● Goal of the exercise:
Find every line in the records below that contains the word "title", and copy each such line.

● Provided information:
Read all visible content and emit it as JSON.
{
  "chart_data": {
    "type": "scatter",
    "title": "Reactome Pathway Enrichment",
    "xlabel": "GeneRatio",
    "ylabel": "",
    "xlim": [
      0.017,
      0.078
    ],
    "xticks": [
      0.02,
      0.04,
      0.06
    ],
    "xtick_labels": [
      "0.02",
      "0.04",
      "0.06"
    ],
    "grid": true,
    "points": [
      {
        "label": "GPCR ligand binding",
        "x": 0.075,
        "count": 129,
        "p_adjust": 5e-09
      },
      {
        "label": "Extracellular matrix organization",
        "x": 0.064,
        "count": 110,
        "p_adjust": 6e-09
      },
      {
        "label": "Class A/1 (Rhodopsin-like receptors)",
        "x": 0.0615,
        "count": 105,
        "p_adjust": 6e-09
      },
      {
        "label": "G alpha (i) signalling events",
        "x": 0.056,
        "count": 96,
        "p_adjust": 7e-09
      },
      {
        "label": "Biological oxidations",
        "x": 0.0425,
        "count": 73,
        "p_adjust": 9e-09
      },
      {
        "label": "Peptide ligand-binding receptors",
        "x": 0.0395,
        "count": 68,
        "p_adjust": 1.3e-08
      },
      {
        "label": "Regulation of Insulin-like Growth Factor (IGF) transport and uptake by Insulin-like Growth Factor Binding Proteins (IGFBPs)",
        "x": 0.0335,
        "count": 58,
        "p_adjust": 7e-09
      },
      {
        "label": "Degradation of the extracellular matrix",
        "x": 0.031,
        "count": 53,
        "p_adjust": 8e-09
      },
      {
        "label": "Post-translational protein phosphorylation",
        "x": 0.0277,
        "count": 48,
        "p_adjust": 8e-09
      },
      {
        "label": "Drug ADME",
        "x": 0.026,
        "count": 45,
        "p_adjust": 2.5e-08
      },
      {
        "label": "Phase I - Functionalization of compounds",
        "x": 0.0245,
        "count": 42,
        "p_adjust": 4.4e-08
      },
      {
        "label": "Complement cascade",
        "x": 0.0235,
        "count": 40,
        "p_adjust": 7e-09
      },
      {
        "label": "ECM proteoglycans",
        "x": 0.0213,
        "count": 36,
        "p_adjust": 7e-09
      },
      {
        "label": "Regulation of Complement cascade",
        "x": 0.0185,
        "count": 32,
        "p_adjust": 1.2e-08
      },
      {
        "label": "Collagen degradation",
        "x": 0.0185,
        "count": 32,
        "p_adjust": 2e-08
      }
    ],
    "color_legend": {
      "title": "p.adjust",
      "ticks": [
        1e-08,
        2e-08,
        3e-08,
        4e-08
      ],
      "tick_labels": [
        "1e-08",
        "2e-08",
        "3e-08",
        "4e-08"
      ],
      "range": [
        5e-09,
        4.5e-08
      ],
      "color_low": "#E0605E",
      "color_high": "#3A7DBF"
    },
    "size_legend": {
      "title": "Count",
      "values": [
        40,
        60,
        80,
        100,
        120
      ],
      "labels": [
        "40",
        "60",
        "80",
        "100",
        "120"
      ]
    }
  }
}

● Solved problem:
    "title": "Reactome Pathway Enrichment",
      "title": "p.adjust",
      "title": "Count",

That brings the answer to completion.